Written request:
Locate each line of the material that contains "Δημήτριος", then return it.

Dataset:
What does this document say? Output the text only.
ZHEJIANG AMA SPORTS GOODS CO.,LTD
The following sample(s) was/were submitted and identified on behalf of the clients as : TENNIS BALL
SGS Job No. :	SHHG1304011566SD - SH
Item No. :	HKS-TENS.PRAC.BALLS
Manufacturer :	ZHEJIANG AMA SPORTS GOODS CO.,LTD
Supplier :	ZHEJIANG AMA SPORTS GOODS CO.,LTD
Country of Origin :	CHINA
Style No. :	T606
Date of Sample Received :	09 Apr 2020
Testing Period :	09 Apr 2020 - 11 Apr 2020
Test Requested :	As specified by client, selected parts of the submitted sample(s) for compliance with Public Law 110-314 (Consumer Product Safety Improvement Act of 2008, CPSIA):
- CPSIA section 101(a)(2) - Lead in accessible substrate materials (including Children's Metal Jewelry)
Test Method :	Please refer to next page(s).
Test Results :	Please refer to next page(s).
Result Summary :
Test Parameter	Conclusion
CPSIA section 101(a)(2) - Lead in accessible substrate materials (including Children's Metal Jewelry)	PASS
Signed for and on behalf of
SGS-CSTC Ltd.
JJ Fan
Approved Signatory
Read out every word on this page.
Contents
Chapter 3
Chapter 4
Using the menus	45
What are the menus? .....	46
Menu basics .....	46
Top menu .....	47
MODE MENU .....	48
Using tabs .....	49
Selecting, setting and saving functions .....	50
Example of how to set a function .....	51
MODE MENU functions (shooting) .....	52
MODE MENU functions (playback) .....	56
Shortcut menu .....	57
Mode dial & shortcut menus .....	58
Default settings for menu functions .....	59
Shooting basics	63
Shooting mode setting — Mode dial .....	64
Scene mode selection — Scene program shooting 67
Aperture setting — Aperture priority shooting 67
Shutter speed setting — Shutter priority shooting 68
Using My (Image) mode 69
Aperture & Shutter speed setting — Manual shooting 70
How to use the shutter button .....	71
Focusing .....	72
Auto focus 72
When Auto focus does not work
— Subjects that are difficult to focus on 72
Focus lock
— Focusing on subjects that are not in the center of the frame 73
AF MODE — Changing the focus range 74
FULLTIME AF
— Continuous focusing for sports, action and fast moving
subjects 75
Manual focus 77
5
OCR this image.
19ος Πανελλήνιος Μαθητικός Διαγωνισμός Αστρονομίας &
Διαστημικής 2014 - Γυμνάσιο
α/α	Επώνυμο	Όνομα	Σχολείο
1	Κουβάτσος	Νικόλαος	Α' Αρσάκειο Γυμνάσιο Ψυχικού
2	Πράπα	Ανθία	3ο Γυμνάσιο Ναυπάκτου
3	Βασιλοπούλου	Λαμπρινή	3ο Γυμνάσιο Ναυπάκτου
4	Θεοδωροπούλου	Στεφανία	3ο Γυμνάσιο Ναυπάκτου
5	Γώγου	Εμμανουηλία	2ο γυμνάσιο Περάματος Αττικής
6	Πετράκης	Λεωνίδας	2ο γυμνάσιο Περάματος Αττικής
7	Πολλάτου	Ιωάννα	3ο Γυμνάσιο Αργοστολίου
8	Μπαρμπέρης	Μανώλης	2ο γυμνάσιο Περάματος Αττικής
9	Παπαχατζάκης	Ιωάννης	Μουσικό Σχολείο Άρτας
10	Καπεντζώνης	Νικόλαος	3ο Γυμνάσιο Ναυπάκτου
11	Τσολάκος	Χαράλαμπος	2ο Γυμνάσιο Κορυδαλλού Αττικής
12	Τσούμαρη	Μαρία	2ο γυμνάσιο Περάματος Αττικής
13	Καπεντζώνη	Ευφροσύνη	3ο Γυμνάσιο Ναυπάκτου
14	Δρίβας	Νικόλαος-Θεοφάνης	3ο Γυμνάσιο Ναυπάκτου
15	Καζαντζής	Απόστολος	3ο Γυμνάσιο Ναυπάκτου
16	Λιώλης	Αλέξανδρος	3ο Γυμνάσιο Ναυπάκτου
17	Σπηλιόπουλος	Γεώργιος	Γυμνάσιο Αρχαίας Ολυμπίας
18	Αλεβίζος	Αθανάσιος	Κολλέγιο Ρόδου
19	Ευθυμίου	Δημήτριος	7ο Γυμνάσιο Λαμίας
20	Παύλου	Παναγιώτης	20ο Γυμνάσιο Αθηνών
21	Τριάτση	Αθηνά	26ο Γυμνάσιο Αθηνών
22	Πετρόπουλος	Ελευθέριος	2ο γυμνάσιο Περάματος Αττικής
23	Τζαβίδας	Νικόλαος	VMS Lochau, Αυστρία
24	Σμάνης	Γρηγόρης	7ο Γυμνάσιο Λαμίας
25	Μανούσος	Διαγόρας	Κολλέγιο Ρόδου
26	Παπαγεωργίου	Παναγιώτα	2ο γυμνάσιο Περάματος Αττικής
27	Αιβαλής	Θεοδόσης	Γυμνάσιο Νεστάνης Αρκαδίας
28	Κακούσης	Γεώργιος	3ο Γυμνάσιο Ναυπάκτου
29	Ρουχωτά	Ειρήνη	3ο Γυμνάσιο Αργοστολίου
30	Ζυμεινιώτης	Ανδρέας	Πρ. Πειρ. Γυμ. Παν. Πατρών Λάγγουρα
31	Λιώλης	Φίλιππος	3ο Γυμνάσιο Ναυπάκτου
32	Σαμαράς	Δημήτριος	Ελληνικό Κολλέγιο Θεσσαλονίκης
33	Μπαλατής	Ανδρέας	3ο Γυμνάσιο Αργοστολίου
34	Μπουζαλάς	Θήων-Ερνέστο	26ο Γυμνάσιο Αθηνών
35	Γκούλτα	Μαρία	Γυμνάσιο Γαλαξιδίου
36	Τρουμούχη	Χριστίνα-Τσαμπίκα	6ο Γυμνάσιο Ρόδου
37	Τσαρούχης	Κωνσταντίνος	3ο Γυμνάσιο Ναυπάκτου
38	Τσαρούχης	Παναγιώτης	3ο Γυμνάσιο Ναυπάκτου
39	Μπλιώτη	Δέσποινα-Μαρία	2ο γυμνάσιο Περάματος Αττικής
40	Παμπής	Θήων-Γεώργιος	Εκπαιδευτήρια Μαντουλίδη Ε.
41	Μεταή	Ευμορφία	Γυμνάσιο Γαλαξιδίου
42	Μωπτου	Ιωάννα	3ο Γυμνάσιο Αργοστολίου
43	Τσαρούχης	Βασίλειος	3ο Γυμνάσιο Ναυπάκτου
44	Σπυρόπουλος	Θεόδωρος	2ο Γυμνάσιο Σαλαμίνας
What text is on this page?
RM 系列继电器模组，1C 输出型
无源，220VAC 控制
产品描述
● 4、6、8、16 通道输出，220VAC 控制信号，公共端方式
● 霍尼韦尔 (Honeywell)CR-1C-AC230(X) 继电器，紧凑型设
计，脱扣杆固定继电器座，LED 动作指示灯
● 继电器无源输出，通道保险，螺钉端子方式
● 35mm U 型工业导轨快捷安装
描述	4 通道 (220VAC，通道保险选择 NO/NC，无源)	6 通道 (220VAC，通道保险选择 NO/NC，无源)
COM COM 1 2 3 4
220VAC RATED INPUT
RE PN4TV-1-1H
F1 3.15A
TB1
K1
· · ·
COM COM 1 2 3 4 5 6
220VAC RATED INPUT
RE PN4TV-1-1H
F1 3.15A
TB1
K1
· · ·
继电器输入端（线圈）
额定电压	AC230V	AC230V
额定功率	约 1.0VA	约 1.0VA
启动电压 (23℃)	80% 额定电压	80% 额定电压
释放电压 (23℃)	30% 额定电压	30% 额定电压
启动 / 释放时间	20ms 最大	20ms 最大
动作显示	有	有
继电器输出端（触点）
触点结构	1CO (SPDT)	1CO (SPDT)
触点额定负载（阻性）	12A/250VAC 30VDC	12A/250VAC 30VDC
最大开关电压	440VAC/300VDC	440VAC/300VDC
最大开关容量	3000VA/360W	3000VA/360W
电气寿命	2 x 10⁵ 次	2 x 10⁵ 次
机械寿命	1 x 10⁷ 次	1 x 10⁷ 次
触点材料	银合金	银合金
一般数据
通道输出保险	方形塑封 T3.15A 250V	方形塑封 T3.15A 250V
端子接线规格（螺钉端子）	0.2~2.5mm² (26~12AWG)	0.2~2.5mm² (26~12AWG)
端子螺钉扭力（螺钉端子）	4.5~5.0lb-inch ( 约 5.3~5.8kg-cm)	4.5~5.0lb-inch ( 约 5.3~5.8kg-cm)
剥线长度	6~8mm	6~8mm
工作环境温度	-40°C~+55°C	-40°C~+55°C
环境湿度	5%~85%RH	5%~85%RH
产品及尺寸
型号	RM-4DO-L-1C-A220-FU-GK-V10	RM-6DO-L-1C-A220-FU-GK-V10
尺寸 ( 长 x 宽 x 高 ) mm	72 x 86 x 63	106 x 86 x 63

Solution to this task:
19	Ευθυμίου	Δημήτριος	7ο Γυμνάσιο Λαμίας
32	Σαμαράς	Δημήτριος	Ελληνικό Κολλέγιο Θεσσαλονίκης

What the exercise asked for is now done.